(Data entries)
= = =

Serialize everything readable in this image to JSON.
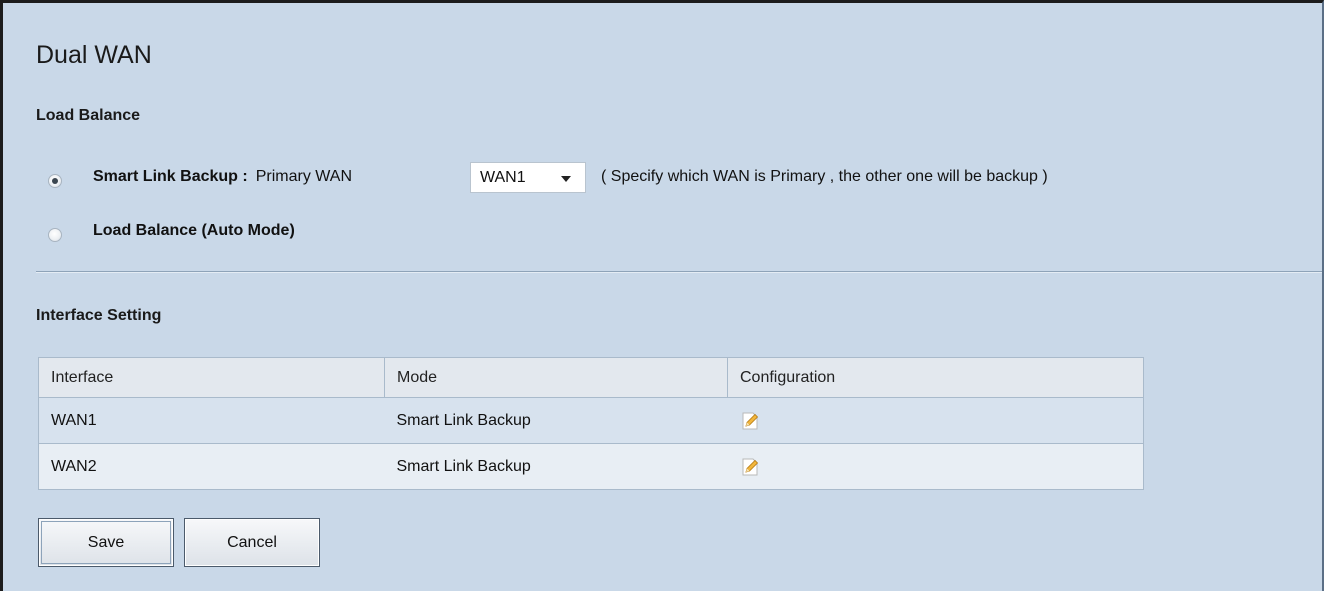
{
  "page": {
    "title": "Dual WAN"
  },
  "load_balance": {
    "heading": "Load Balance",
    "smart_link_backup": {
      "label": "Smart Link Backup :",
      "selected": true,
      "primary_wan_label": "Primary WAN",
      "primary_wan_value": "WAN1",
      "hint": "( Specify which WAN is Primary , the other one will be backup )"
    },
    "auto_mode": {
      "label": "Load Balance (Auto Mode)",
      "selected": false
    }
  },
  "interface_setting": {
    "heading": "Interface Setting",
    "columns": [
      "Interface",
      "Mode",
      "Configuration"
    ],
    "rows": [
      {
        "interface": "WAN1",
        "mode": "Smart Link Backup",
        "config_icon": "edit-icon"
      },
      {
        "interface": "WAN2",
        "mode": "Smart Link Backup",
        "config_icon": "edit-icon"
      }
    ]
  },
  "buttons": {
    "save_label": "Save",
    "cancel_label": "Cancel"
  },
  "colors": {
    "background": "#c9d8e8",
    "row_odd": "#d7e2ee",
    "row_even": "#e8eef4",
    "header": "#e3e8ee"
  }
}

= = =

Each entry above is to be written out again unchanged, apart from the pictures, which are left out.

Serialize everything readable in this image to JSON.
{
  "page": {
    "title": "Dual WAN"
  },
  "load_balance": {
    "heading": "Load Balance",
    "smart_link_backup": {
      "label": "Smart Link Backup :",
      "selected": true,
      "primary_wan_label": "Primary WAN",
      "primary_wan_value": "WAN1",
      "hint": "( Specify which WAN is Primary , the other one will be backup )"
    },
    "auto_mode": {
      "label": "Load Balance (Auto Mode)",
      "selected": false
    }
  },
  "interface_setting": {
    "heading": "Interface Setting",
    "columns": [
      "Interface",
      "Mode",
      "Configuration"
    ],
    "rows": [
      {
        "interface": "WAN1",
        "mode": "Smart Link Backup",
        "config_icon": "edit-icon"
      },
      {
        "interface": "WAN2",
        "mode": "Smart Link Backup",
        "config_icon": "edit-icon"
      }
    ]
  },
  "buttons": {
    "save_label": "Save",
    "cancel_label": "Cancel"
  },
  "colors": {
    "background": "#c9d8e8",
    "row_odd": "#d7e2ee",
    "row_even": "#e8eef4",
    "header": "#e3e8ee"
  }
}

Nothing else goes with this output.